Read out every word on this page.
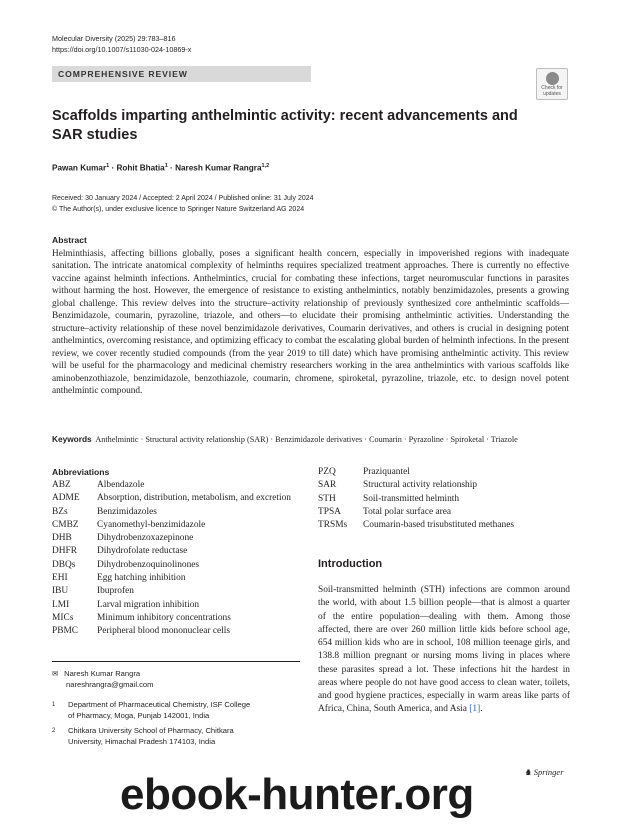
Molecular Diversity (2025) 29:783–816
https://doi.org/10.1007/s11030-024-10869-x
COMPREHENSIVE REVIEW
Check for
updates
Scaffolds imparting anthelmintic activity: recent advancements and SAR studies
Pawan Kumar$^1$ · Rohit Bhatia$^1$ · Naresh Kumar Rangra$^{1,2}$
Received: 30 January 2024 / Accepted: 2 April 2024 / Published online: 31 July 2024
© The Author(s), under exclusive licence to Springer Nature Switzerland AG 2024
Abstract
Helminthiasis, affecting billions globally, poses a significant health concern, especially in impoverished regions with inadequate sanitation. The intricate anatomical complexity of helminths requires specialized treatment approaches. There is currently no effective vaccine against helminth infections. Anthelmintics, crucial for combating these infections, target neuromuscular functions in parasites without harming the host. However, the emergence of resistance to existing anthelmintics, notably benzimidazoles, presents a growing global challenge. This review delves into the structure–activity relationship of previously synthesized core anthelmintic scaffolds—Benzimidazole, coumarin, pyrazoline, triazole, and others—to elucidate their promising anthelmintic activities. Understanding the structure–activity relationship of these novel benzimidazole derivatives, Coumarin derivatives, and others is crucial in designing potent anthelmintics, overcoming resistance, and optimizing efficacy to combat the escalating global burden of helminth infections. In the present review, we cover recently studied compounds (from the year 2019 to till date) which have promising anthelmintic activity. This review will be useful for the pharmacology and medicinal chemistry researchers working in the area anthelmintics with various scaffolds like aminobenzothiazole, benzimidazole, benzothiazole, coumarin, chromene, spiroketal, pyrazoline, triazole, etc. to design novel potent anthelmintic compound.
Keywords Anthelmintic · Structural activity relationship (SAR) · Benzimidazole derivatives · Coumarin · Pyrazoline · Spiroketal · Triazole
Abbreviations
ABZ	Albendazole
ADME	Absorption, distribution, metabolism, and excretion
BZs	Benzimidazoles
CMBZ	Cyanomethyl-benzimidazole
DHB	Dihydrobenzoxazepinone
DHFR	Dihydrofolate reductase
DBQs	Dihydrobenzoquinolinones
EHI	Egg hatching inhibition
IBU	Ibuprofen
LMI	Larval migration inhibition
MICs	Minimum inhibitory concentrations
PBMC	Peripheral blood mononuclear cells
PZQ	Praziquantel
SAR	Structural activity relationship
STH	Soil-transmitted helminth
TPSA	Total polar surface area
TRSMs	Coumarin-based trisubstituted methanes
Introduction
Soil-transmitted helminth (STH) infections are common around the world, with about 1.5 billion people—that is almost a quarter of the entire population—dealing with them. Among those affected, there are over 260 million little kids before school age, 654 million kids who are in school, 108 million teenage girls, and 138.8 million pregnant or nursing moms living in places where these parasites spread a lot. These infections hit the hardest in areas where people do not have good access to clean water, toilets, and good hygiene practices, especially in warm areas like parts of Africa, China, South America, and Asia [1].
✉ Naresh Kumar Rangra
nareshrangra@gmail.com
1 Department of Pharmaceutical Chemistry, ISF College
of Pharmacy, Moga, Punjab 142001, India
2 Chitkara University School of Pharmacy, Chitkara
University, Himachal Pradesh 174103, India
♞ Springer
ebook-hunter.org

● YOUR TASK:
Search the listing for "inhibition" and copy each line holding it.

● RESPONSE TO THIS EXERCISE:
EHI	Egg hatching inhibition
LMI	Larval migration inhibition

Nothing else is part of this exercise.